Starting at the line that contains "Read this page and output its text content.", write out each line through the end of the data below, exactly as it stands. Skip any pictures.

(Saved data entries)
============================================================

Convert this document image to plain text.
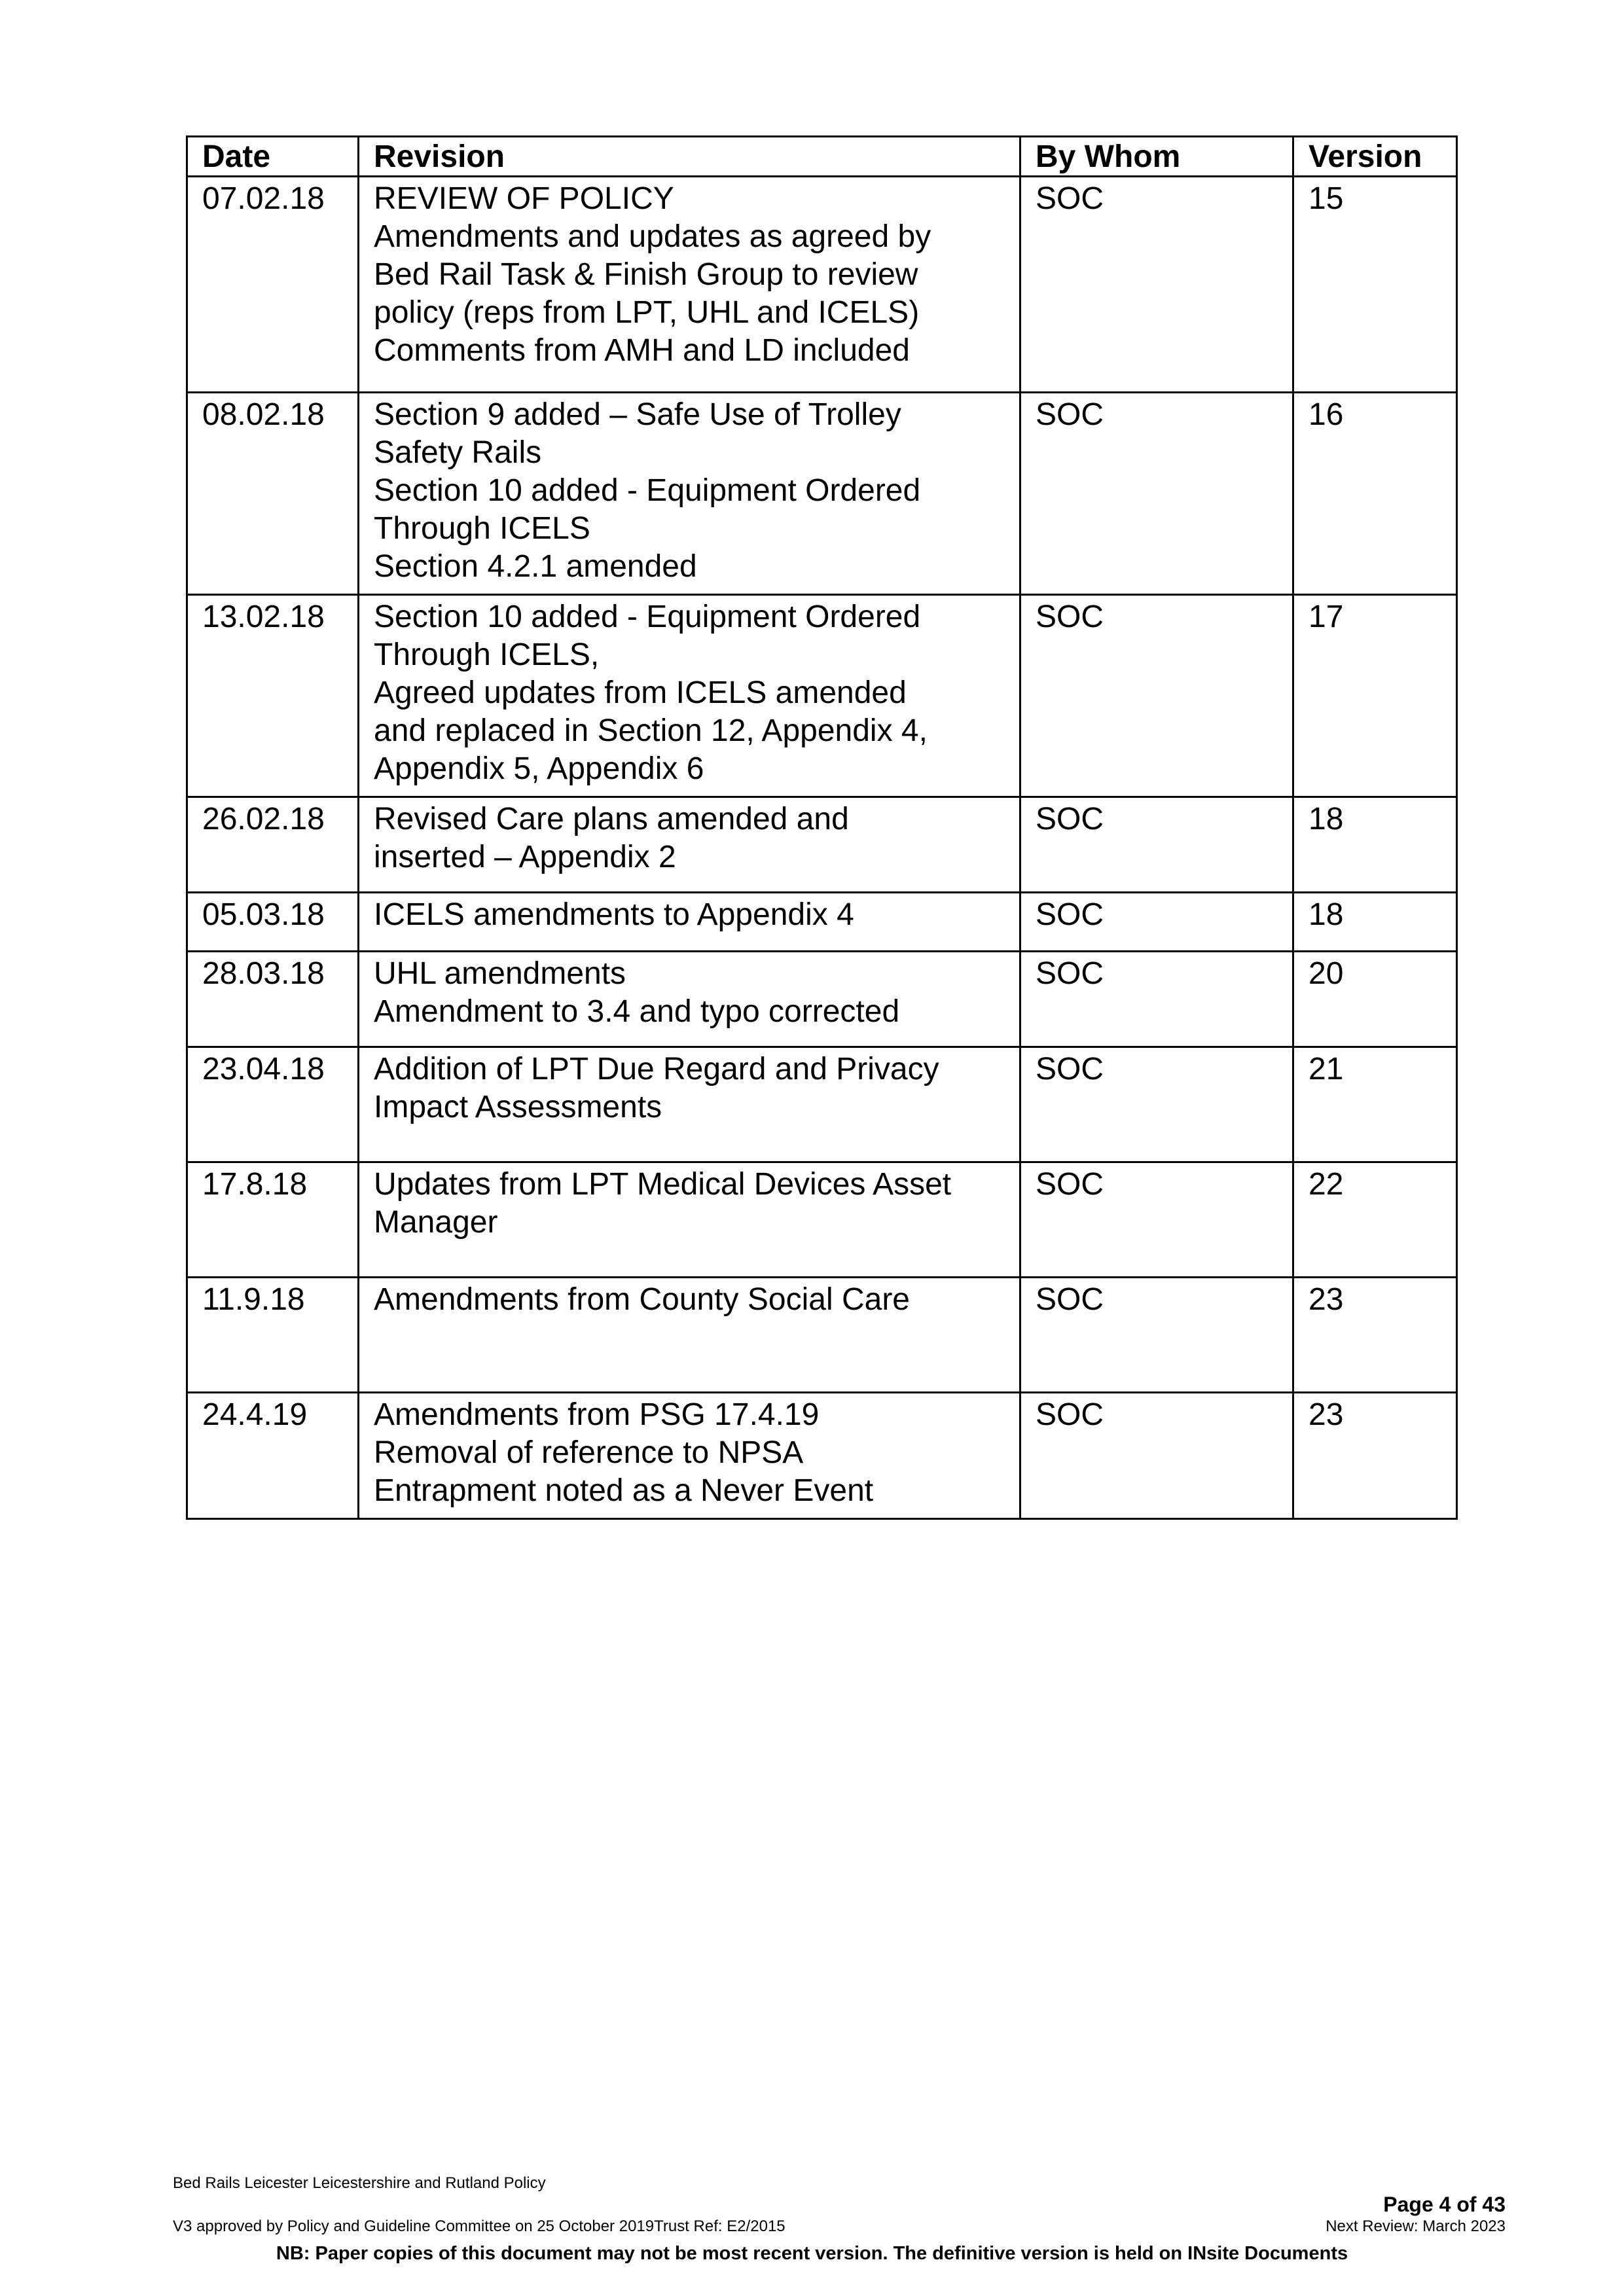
Date	Revision	By Whom	Version
07.02.18	REVIEW OF POLICY
Amendments and updates as agreed by
Bed Rail Task & Finish Group to review
policy (reps from LPT, UHL and ICELS)
Comments from AMH and LD included	SOC	15
08.02.18	Section 9 added – Safe Use of Trolley
Safety Rails
Section 10 added - Equipment Ordered
Through ICELS
Section 4.2.1 amended	SOC	16
13.02.18	Section 10 added - Equipment Ordered
Through ICELS,
Agreed updates from ICELS amended
and replaced in Section 12, Appendix 4,
Appendix 5, Appendix 6	SOC	17
26.02.18	Revised Care plans amended and
inserted – Appendix 2	SOC	18
05.03.18	ICELS amendments to Appendix 4	SOC	18
28.03.18	UHL amendments
Amendment to 3.4 and typo corrected	SOC	20
23.04.18	Addition of LPT Due Regard and Privacy
Impact Assessments	SOC	21
17.8.18	Updates from LPT Medical Devices Asset
Manager	SOC	22
11.9.18	Amendments from County Social Care	SOC	23
24.4.19	Amendments from PSG 17.4.19
Removal of reference to NPSA
Entrapment noted as a Never Event	SOC	23
Bed Rails Leicester Leicestershire and Rutland Policy
Page 4 of 43
V3 approved by Policy and Guideline Committee on 25 October 2019Trust Ref: E2/2015	Next Review: March 2023
NB: Paper copies of this document may not be most recent version. The definitive version is held on INsite Documents
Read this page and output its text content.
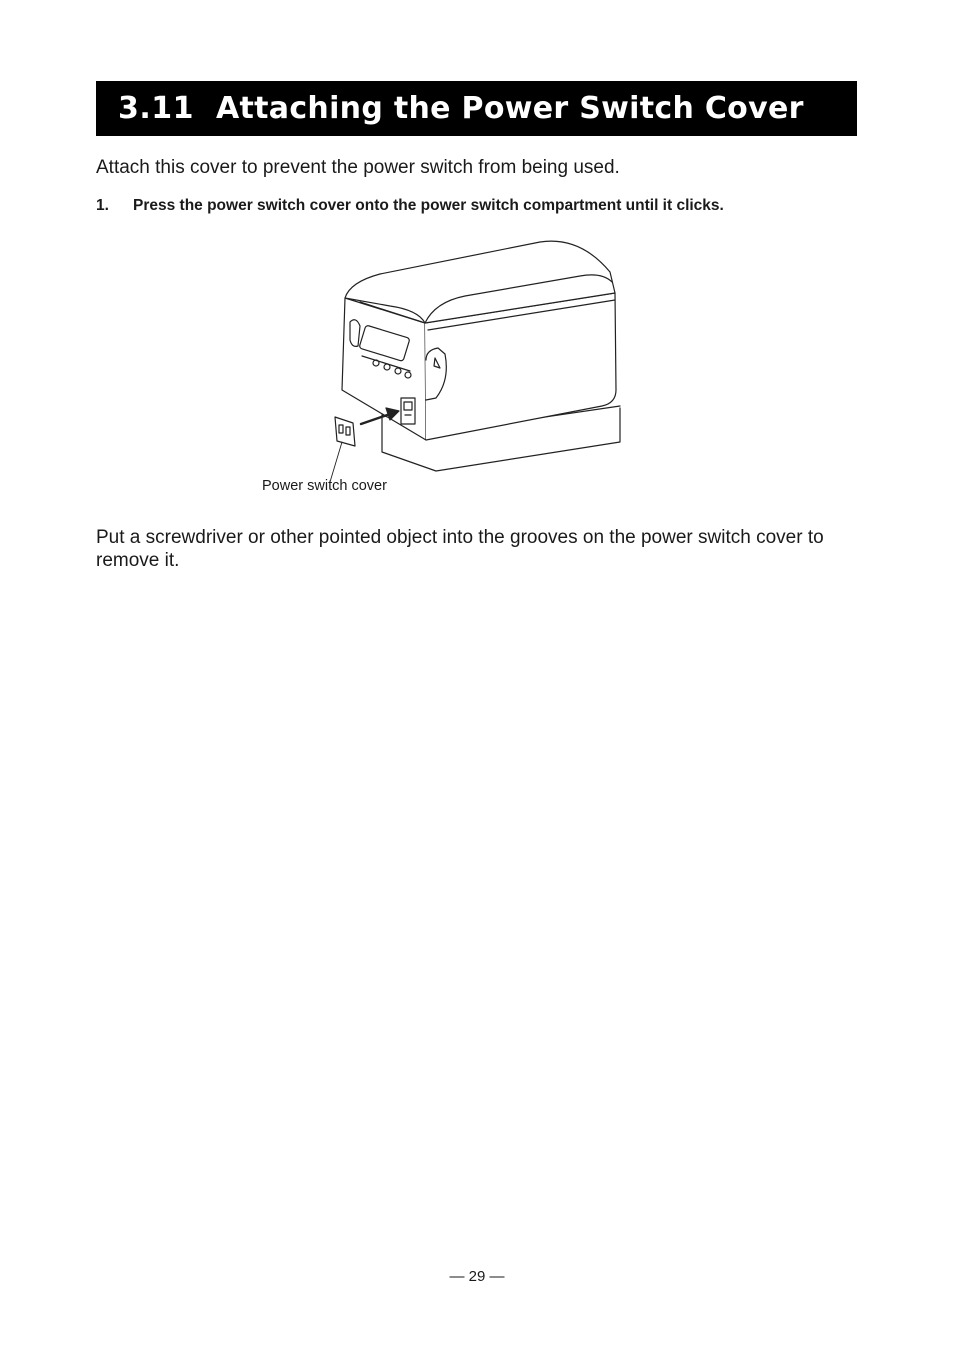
3.11 Attaching the Power Switch Cover
Attach this cover to prevent the power switch from being used.
1.	Press the power switch cover onto the power switch compartment until it clicks.
Power switch cover
Put a screwdriver or other pointed object into the grooves on the power switch cover to remove it.
— 29 —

============================================================

- _Completed task_:
Read this page and output its text content.
3.11 Attaching the Power Switch Cover
Attach this cover to prevent the power switch from being used.
1.	Press the power switch cover onto the power switch compartment until it clicks.
Power switch cover
Put a screwdriver or other pointed object into the grooves on the power switch cover to remove it.
— 29 —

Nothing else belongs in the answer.